■ Work to do
Pick out the lines below that include the string "title".

· · ·

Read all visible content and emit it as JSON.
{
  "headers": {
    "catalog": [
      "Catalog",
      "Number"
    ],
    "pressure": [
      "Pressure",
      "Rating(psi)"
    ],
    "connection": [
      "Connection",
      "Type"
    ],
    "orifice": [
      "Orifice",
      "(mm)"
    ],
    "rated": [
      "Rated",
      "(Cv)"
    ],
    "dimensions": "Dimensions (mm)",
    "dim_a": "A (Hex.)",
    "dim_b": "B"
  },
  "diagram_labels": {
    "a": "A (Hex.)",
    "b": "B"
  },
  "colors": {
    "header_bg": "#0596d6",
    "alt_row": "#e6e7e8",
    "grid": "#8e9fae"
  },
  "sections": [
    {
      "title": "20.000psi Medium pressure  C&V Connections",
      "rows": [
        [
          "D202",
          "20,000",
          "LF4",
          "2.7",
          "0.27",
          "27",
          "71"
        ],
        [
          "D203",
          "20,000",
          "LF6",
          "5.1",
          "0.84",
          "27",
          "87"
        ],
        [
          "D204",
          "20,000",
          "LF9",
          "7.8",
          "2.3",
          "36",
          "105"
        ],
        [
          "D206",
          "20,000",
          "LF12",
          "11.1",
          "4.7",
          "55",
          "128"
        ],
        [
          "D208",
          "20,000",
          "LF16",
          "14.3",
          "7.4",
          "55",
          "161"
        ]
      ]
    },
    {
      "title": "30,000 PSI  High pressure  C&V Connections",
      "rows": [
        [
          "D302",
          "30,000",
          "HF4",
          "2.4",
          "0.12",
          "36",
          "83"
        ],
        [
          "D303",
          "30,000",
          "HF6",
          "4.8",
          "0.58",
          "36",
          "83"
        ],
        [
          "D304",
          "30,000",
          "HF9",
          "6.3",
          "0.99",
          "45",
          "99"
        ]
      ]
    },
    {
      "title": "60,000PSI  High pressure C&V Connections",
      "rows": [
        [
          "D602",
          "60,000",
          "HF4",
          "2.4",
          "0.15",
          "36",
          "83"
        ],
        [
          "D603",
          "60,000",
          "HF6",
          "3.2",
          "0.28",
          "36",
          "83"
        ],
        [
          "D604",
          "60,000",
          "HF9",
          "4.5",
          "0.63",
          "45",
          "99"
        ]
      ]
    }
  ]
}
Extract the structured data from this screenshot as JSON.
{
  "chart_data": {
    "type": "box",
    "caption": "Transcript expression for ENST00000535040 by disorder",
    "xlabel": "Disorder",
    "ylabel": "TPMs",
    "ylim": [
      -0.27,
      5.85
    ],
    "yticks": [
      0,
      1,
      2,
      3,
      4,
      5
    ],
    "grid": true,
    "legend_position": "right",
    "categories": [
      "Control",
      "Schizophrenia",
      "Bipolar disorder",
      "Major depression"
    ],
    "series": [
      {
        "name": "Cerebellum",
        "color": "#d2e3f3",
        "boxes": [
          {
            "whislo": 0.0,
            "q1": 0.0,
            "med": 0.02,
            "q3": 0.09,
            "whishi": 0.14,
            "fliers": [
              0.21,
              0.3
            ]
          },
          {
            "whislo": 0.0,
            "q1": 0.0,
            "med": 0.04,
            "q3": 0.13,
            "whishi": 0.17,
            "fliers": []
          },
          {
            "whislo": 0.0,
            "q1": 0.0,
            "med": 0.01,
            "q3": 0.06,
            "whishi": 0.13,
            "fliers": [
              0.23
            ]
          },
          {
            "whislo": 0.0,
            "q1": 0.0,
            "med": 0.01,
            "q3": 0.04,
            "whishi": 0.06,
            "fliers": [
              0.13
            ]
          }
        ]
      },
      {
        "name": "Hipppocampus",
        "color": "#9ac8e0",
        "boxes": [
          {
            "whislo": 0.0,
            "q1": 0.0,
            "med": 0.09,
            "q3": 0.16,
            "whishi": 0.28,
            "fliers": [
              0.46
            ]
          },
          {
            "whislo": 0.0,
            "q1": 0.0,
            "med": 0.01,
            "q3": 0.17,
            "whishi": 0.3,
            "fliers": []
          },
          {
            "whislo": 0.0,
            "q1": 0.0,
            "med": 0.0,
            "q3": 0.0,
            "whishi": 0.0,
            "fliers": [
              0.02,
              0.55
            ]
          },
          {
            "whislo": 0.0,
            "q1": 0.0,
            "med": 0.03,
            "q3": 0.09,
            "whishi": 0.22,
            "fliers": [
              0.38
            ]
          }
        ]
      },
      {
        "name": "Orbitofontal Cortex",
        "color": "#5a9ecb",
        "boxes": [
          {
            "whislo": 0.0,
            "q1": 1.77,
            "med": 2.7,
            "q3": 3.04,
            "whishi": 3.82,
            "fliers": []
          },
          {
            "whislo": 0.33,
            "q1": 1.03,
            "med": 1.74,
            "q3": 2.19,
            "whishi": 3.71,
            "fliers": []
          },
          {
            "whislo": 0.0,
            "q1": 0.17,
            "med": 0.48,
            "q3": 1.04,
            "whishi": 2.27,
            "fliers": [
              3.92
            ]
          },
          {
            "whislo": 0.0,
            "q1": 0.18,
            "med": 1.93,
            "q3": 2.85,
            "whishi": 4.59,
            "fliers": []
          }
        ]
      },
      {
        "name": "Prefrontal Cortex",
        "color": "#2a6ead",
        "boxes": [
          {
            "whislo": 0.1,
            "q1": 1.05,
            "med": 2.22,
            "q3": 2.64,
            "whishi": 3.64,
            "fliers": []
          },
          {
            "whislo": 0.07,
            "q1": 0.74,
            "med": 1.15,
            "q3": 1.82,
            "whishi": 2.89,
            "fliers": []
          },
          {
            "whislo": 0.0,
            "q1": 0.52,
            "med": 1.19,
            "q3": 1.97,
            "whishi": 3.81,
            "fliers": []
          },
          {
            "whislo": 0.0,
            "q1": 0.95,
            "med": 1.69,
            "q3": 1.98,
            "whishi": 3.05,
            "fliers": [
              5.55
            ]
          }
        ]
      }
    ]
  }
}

· · ·

■ The completed task
      "title": "20.000psi Medium pressure  C&V Connections",
      "title": "30,000 PSI  High pressure  C&V Connections",
      "title": "60,000PSI  High pressure C&V Connections",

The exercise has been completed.